WHAT THIS TASK INVOLVES
Go through the listing below and list every line with "Alamat".

DATA EXCERPTS
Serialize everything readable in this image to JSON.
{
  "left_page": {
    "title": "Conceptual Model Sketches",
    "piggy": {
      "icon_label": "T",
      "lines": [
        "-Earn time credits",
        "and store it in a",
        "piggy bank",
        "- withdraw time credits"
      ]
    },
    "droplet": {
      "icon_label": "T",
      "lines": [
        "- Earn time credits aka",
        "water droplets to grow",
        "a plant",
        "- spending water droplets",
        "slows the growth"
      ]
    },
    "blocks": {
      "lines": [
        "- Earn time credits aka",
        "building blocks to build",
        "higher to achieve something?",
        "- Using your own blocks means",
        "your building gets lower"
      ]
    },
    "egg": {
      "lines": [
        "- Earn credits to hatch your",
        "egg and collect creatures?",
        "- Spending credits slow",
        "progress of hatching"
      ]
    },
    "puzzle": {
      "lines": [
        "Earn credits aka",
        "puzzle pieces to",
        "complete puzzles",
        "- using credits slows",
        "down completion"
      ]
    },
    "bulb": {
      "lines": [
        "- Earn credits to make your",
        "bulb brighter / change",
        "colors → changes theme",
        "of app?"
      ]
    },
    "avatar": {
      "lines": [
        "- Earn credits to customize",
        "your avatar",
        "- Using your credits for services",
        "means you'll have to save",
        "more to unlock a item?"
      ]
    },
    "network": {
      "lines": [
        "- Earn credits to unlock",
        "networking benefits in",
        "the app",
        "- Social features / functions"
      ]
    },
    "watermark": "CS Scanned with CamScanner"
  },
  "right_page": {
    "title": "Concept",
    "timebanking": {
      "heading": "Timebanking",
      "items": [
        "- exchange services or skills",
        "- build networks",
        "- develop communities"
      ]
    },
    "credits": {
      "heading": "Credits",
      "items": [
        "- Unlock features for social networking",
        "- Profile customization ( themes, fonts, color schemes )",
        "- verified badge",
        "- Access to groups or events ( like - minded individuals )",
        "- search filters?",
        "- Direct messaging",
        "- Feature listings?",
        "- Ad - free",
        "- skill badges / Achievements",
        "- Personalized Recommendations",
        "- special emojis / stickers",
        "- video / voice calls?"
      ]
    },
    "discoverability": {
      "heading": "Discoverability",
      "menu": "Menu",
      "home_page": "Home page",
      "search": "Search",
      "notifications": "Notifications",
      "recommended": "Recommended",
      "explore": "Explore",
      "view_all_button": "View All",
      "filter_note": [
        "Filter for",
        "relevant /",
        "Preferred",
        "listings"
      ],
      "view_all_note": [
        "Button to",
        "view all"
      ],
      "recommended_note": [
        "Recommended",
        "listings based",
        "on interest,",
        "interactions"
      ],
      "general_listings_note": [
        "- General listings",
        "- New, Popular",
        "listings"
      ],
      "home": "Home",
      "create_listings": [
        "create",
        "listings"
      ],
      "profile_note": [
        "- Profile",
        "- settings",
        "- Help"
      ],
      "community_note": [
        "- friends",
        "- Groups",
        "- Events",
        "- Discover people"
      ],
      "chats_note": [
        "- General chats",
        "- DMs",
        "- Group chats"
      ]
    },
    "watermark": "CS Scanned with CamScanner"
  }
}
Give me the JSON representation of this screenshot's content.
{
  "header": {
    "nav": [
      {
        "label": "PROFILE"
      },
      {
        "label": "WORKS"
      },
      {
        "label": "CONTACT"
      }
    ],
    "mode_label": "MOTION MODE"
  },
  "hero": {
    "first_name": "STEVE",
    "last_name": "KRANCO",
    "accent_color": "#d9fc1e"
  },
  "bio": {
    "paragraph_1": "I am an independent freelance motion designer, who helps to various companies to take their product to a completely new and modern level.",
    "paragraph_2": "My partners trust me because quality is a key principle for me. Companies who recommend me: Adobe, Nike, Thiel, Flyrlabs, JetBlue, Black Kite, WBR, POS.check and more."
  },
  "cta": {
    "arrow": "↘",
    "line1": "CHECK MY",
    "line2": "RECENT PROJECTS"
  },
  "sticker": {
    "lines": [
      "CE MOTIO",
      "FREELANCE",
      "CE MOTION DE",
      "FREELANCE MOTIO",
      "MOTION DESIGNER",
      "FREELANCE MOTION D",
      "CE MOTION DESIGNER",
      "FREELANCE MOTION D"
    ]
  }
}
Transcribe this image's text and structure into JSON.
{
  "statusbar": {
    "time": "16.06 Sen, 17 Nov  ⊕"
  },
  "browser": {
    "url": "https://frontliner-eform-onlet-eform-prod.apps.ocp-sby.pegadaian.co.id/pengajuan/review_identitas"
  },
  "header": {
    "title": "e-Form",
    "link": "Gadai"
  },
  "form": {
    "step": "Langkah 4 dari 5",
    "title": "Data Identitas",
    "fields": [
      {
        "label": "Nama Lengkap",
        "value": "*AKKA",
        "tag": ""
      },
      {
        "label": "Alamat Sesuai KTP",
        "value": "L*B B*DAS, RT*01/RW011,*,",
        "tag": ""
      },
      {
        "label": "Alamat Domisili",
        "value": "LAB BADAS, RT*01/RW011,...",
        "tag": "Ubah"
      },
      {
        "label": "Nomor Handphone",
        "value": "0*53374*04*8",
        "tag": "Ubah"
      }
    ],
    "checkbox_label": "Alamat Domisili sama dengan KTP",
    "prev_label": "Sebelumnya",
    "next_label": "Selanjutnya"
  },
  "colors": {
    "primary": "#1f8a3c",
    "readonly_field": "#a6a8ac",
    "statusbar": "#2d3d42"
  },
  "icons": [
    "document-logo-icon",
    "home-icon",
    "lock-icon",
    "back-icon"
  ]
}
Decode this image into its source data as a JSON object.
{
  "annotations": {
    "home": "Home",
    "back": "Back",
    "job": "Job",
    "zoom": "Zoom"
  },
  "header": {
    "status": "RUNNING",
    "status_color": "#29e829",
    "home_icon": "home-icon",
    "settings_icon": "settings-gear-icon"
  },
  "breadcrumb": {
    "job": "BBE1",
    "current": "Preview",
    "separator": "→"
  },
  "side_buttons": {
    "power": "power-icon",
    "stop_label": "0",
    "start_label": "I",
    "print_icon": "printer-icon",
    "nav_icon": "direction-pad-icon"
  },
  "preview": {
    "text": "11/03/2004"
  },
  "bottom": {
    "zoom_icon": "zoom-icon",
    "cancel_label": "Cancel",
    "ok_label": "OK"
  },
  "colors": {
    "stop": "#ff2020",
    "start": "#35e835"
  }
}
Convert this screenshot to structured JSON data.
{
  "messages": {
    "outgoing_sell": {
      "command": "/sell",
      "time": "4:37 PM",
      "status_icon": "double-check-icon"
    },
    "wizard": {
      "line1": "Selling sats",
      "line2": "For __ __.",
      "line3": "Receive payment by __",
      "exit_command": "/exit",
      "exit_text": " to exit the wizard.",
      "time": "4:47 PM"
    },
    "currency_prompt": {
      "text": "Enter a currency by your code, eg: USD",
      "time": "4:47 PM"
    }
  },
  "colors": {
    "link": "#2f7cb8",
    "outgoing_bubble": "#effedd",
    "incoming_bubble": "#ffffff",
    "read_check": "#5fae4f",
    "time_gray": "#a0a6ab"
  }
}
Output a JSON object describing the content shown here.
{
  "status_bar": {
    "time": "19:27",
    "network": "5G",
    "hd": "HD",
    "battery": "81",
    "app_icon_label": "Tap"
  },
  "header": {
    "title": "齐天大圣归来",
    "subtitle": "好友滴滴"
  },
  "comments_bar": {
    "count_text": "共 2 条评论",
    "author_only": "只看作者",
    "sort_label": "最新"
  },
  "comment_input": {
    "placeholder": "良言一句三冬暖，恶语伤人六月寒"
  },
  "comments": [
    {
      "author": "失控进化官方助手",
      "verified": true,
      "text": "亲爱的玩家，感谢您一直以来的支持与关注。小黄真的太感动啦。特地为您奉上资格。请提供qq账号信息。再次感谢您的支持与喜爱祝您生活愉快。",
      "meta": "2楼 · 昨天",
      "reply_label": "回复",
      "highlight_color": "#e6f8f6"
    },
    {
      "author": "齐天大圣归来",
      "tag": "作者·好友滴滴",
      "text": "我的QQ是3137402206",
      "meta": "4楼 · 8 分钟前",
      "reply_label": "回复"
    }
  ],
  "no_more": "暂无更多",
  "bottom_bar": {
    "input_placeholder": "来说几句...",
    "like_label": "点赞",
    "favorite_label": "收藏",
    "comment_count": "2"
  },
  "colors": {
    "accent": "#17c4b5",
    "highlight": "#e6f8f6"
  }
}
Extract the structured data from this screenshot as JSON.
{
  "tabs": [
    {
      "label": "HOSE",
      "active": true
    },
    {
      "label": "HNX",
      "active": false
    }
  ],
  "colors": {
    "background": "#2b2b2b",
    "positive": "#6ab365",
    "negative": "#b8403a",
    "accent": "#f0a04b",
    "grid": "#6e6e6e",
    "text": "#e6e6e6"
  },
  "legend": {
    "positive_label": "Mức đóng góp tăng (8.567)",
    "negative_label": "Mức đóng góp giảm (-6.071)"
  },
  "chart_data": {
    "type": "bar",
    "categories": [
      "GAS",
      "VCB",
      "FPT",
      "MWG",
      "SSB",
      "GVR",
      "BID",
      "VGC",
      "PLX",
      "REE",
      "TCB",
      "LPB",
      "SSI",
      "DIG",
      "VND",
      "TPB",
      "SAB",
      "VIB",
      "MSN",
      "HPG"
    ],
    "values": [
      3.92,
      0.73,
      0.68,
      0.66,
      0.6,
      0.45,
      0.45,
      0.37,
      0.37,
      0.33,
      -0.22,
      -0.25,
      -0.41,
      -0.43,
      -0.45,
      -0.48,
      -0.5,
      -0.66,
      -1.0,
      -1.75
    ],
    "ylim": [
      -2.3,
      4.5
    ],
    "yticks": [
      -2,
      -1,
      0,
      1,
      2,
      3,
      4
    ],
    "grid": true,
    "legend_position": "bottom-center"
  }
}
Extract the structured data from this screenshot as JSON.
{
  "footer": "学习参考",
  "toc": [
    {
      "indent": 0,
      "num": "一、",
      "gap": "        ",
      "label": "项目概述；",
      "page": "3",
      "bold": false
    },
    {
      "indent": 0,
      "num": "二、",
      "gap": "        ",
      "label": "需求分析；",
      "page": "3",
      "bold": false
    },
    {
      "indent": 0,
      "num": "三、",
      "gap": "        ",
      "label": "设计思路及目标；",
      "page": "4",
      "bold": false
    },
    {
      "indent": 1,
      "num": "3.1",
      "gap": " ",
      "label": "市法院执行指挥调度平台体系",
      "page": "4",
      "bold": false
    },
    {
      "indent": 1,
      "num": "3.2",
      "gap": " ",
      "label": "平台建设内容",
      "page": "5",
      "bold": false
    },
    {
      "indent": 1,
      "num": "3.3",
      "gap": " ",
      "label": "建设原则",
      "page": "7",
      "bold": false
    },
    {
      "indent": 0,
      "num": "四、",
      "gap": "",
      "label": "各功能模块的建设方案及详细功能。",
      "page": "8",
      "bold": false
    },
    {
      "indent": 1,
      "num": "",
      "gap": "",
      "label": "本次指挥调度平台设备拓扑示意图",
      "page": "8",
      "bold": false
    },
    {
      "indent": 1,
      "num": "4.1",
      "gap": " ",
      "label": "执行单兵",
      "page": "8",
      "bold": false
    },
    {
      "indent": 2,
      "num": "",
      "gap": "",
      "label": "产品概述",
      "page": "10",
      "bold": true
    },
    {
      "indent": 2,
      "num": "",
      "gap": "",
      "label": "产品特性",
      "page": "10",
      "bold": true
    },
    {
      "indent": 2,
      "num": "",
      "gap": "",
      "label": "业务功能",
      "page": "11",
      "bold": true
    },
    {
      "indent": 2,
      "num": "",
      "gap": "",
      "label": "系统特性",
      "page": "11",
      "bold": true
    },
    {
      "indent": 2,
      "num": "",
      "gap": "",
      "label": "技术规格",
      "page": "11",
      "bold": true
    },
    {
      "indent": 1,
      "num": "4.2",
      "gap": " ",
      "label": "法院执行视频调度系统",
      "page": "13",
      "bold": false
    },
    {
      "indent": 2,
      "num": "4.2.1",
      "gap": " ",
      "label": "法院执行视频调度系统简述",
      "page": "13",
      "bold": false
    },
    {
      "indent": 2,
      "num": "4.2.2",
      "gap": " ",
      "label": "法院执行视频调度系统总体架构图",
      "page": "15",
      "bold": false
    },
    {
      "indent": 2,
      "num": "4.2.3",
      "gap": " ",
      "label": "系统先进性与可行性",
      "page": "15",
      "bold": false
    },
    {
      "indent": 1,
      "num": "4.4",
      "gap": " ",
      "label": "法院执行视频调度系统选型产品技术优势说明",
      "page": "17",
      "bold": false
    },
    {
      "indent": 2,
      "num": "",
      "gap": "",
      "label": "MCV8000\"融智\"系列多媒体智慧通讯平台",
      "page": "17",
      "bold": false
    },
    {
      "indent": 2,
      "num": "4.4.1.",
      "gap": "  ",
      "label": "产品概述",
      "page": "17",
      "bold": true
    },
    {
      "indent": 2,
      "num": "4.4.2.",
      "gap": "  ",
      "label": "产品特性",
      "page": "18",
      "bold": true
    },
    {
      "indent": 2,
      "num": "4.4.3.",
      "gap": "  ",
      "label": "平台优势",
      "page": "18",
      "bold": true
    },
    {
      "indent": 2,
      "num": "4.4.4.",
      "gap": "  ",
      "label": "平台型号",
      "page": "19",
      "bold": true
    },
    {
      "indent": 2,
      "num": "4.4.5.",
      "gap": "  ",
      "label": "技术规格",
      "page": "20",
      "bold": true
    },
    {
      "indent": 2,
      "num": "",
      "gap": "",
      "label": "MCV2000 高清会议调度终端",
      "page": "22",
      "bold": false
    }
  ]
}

FINAL ANSWER
        "label": "Alamat Sesuai KTP",
        "label": "Alamat Domisili",
    "checkbox_label": "Alamat Domisili sama dengan KTP",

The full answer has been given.